- **Work required**
Here is a listing, set out below; repeat its lines from the one with "Transcribe the text in this document." to the last, both included, and leave out the pictures.

- **Data records**
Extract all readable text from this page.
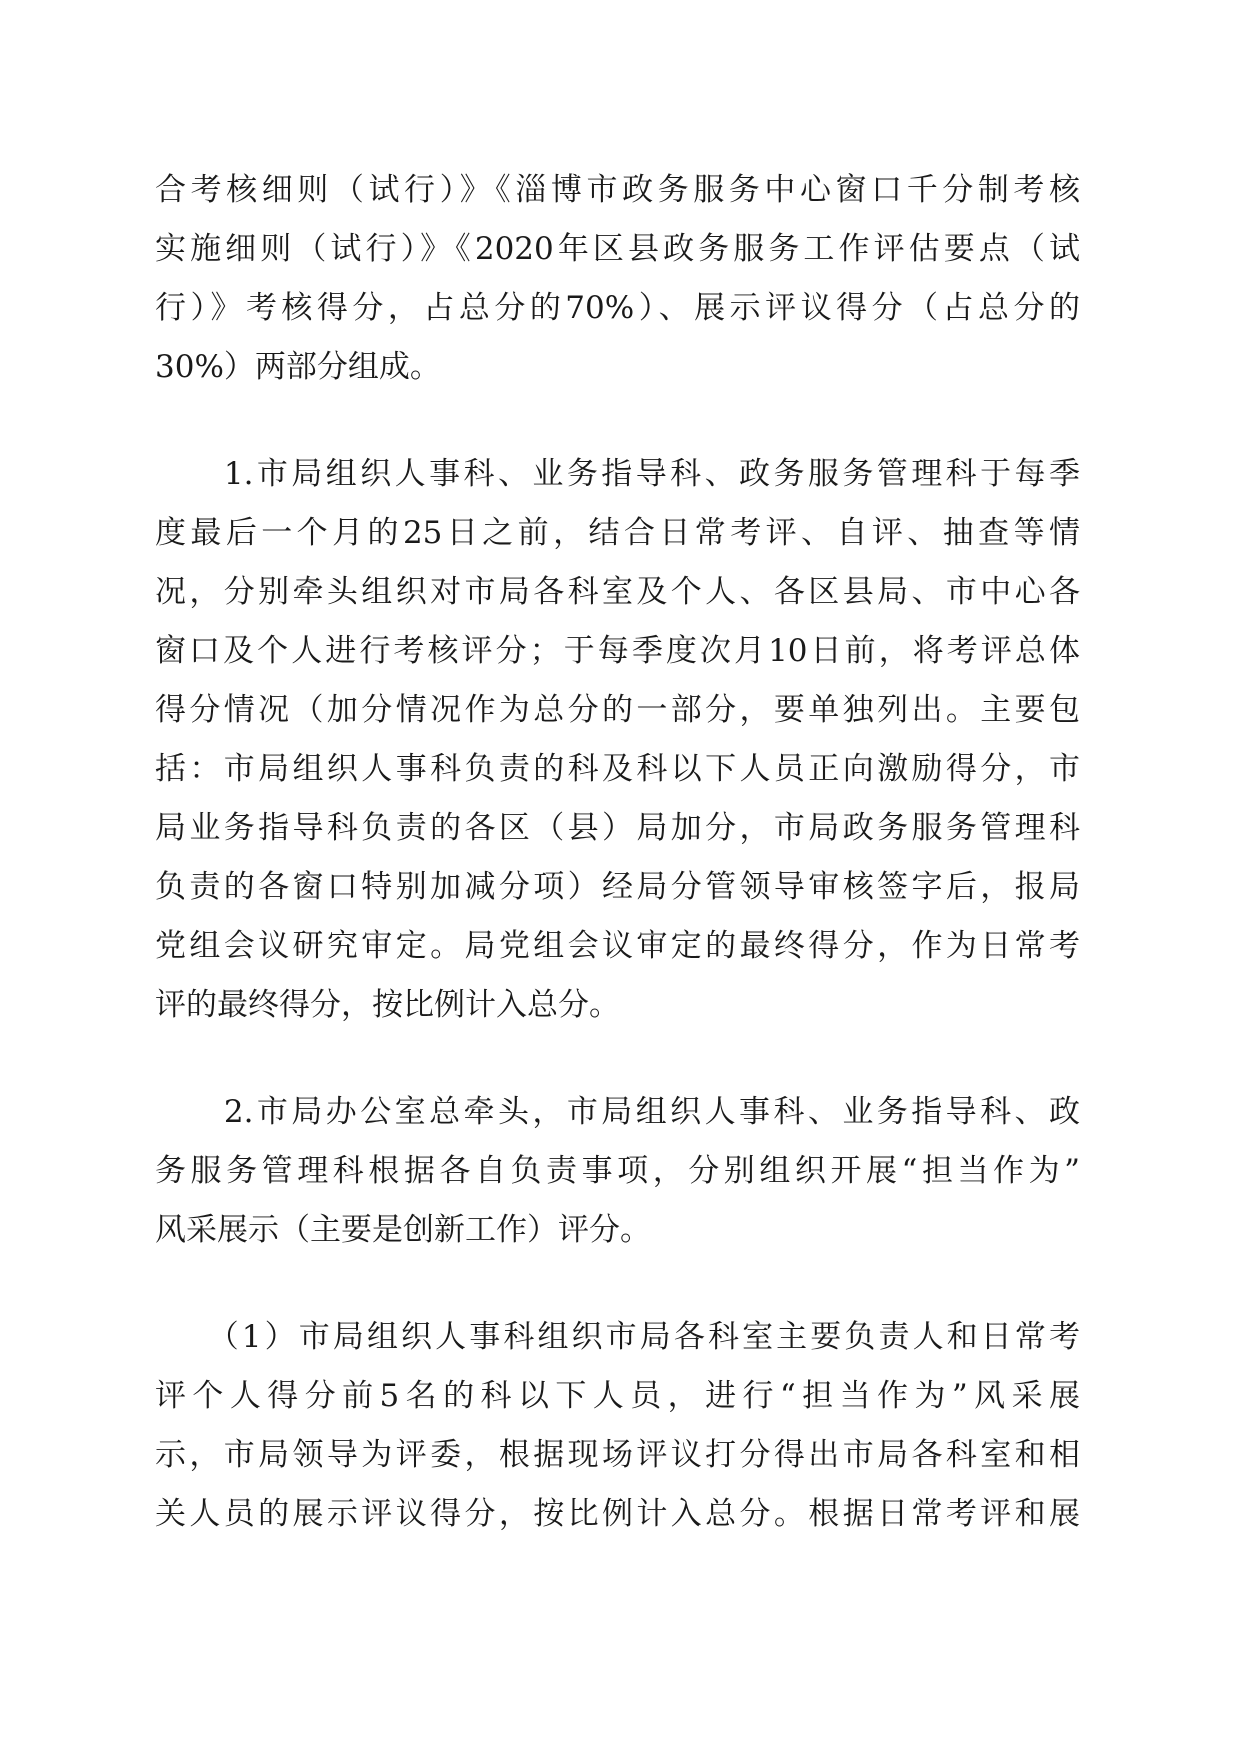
合考核细则（试行）》《淄博市政务服务中心窗口千分制考核
实施细则（试行）》《2020年区县政务服务工作评估要点（试
行）》考核得分，占总分的70%）、展示评议得分（占总分的
30%）两部分组成。
　　1.市局组织人事科、业务指导科、政务服务管理科于每季
度最后一个月的25日之前，结合日常考评、自评、抽查等情
况，分别牵头组织对市局各科室及个人、各区县局、市中心各
窗口及个人进行考核评分；于每季度次月10日前，将考评总体
得分情况（加分情况作为总分的一部分，要单独列出。主要包
括：市局组织人事科负责的科及科以下人员正向激励得分，市
局业务指导科负责的各区（县）局加分，市局政务服务管理科
负责的各窗口特别加减分项）经局分管领导审核签字后，报局
党组会议研究审定。局党组会议审定的最终得分，作为日常考
评的最终得分，按比例计入总分。
　　2.市局办公室总牵头，市局组织人事科、业务指导科、政
务服务管理科根据各自负责事项，分别组织开展“担当作为”
风采展示（主要是创新工作）评分。
　　（1）市局组织人事科组织市局各科室主要负责人和日常考
评个人得分前5名的科以下人员，进行“担当作为”风采展
示，市局领导为评委，根据现场评议打分得出市局各科室和相
关人员的展示评议得分，按比例计入总分。根据日常考评和展
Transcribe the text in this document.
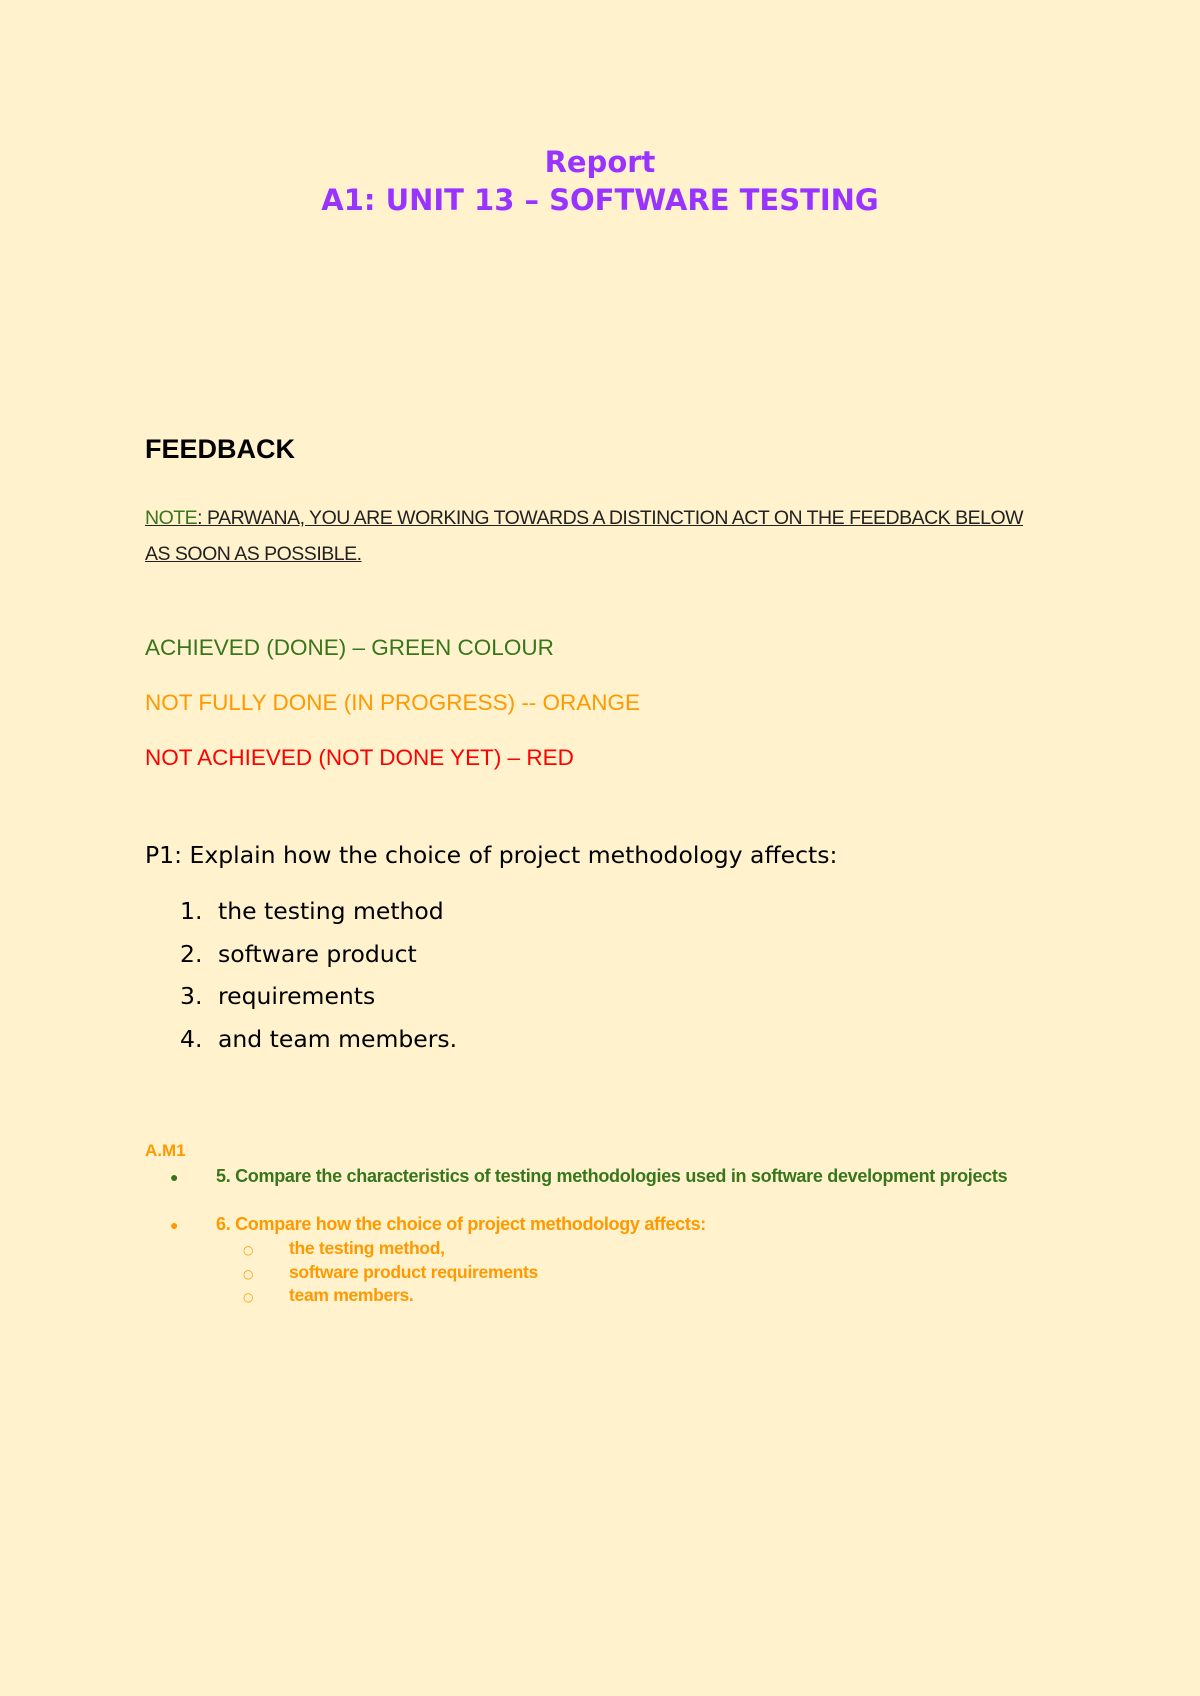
Report
A1: UNIT 13 – SOFTWARE TESTING
FEEDBACK
NOTE: PARWANA, YOU ARE WORKING TOWARDS A DISTINCTION ACT ON THE FEEDBACK BELOW AS SOON AS POSSIBLE.
ACHIEVED (DONE) – GREEN COLOUR
NOT FULLY DONE (IN PROGRESS) -- ORANGE
NOT ACHIEVED (NOT DONE YET) – RED
P1: Explain how the choice of project methodology affects:
1. the testing method
2. software product
3. requirements
4. and team members.
A.M1
● 5. Compare the characteristics of testing methodologies used in software development projects
● 6. Compare how the choice of project methodology affects:
○ the testing method,
○ software product requirements
○ team members.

- **Solution below**
Transcribe the text in this document.
Report
A1: UNIT 13 – SOFTWARE TESTING
FEEDBACK
NOTE: PARWANA, YOU ARE WORKING TOWARDS A DISTINCTION ACT ON THE FEEDBACK BELOW AS SOON AS POSSIBLE.
ACHIEVED (DONE) – GREEN COLOUR
NOT FULLY DONE (IN PROGRESS) -- ORANGE
NOT ACHIEVED (NOT DONE YET) – RED
P1: Explain how the choice of project methodology affects:
1. the testing method
2. software product
3. requirements
4. and team members.
A.M1
● 5. Compare the characteristics of testing methodologies used in software development projects
● 6. Compare how the choice of project methodology affects:
○ the testing method,
○ software product requirements
○ team members.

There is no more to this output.